■ ENTRIES:
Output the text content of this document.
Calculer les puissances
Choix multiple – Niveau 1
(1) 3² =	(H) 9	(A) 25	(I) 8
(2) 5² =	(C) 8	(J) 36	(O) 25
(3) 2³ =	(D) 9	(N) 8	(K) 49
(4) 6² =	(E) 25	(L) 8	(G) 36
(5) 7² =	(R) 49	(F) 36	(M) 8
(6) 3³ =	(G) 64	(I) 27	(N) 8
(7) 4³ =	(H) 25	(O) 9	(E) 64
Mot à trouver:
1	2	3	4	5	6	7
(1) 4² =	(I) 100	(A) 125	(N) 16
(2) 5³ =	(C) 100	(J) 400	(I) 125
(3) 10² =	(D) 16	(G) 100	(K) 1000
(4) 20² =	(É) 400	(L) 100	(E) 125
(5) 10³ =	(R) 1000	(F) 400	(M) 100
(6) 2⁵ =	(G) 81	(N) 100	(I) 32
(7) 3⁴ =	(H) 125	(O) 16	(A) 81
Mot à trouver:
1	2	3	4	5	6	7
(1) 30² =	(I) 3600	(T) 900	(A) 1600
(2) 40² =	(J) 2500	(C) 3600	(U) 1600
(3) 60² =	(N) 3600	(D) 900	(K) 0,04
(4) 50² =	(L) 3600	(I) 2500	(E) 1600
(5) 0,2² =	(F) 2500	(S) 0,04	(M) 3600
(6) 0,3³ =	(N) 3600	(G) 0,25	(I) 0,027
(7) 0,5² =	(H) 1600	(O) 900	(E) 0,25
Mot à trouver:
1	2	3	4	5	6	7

■ GOAL OF THE EXERCISE: Output the lines above verbatim and in full.

■ COMPLETED EXERCISE:
Output the text content of this document.
Calculer les puissances
Choix multiple – Niveau 1
(1) 3² =	(H) 9	(A) 25	(I) 8
(2) 5² =	(C) 8	(J) 36	(O) 25
(3) 2³ =	(D) 9	(N) 8	(K) 49
(4) 6² =	(E) 25	(L) 8	(G) 36
(5) 7² =	(R) 49	(F) 36	(M) 8
(6) 3³ =	(G) 64	(I) 27	(N) 8
(7) 4³ =	(H) 25	(O) 9	(E) 64
Mot à trouver:
1	2	3	4	5	6	7
(1) 4² =	(I) 100	(A) 125	(N) 16
(2) 5³ =	(C) 100	(J) 400	(I) 125
(3) 10² =	(D) 16	(G) 100	(K) 1000
(4) 20² =	(É) 400	(L) 100	(E) 125
(5) 10³ =	(R) 1000	(F) 400	(M) 100
(6) 2⁵ =	(G) 81	(N) 100	(I) 32
(7) 3⁴ =	(H) 125	(O) 16	(A) 81
Mot à trouver:
1	2	3	4	5	6	7
(1) 30² =	(I) 3600	(T) 900	(A) 1600
(2) 40² =	(J) 2500	(C) 3600	(U) 1600
(3) 60² =	(N) 3600	(D) 900	(K) 0,04
(4) 50² =	(L) 3600	(I) 2500	(E) 1600
(5) 0,2² =	(F) 2500	(S) 0,04	(M) 3600
(6) 0,3³ =	(N) 3600	(G) 0,25	(I) 0,027
(7) 0,5² =	(H) 1600	(O) 900	(E) 0,25
Mot à trouver:
1	2	3	4	5	6	7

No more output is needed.